## Start Entries shown
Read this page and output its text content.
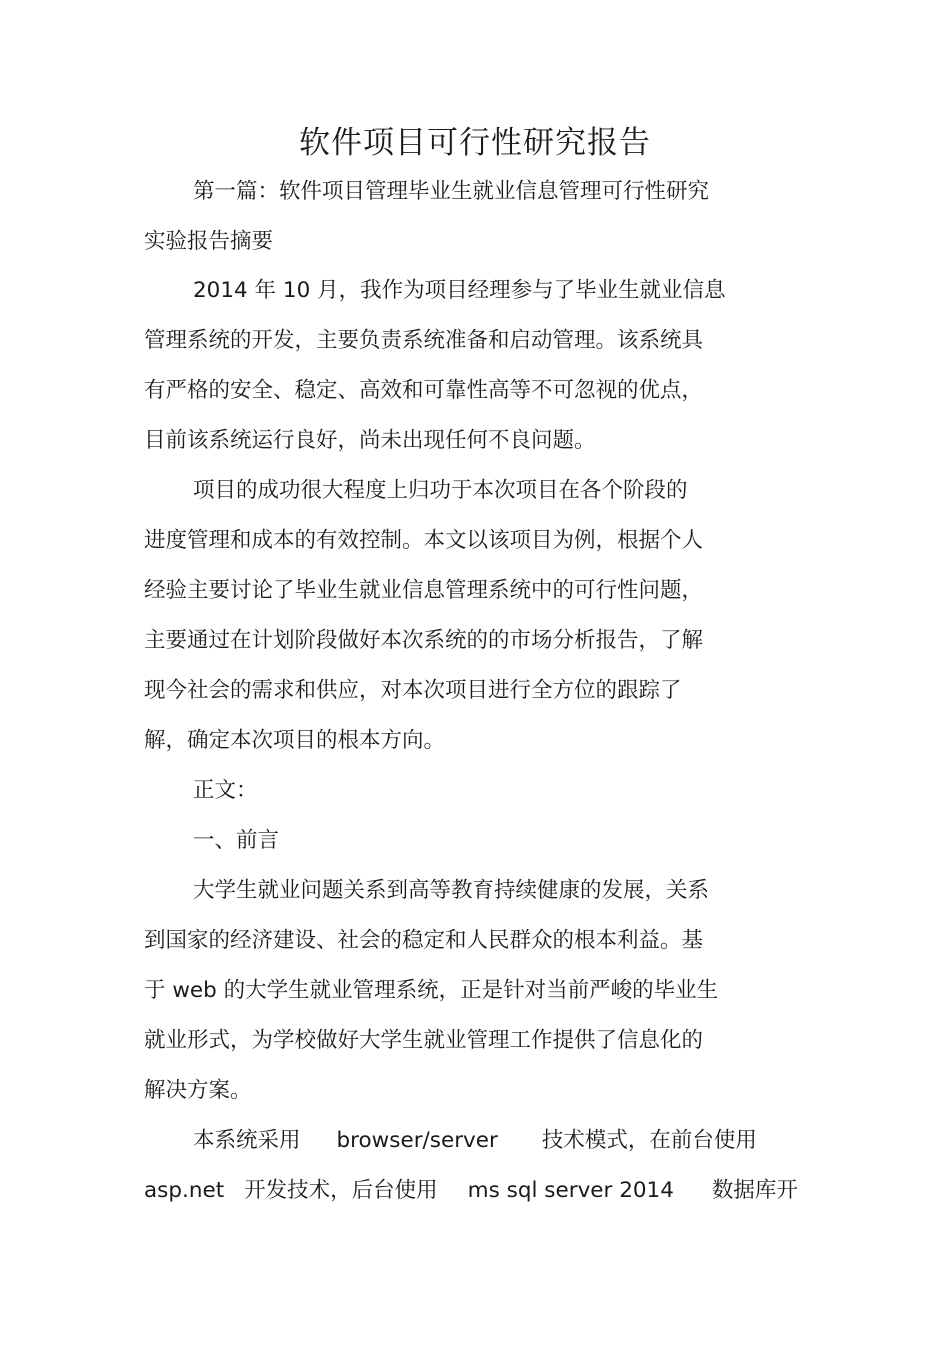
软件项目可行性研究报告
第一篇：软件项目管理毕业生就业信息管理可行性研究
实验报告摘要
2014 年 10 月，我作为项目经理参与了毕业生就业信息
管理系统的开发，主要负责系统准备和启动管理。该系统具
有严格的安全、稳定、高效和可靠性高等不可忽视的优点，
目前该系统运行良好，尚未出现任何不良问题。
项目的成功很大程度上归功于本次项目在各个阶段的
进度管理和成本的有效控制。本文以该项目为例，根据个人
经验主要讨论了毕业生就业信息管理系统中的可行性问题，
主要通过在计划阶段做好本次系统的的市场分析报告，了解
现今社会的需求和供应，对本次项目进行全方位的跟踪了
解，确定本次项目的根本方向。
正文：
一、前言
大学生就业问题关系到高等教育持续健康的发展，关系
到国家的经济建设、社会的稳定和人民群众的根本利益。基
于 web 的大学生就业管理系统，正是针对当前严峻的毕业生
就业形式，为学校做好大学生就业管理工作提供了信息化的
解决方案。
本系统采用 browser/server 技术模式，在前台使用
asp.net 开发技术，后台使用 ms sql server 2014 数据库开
## End Entries shown
### Exercise directions:
All of the data above should be quoted exactly, except for the pictures.

### Answer in full:
Read this page and output its text content.
软件项目可行性研究报告
第一篇：软件项目管理毕业生就业信息管理可行性研究
实验报告摘要
2014 年 10 月，我作为项目经理参与了毕业生就业信息
管理系统的开发，主要负责系统准备和启动管理。该系统具
有严格的安全、稳定、高效和可靠性高等不可忽视的优点，
目前该系统运行良好，尚未出现任何不良问题。
项目的成功很大程度上归功于本次项目在各个阶段的
进度管理和成本的有效控制。本文以该项目为例，根据个人
经验主要讨论了毕业生就业信息管理系统中的可行性问题，
主要通过在计划阶段做好本次系统的的市场分析报告，了解
现今社会的需求和供应，对本次项目进行全方位的跟踪了
解，确定本次项目的根本方向。
正文：
一、前言
大学生就业问题关系到高等教育持续健康的发展，关系
到国家的经济建设、社会的稳定和人民群众的根本利益。基
于 web 的大学生就业管理系统，正是针对当前严峻的毕业生
就业形式，为学校做好大学生就业管理工作提供了信息化的
解决方案。
本系统采用 browser/server 技术模式，在前台使用
asp.net 开发技术，后台使用 ms sql server 2014 数据库开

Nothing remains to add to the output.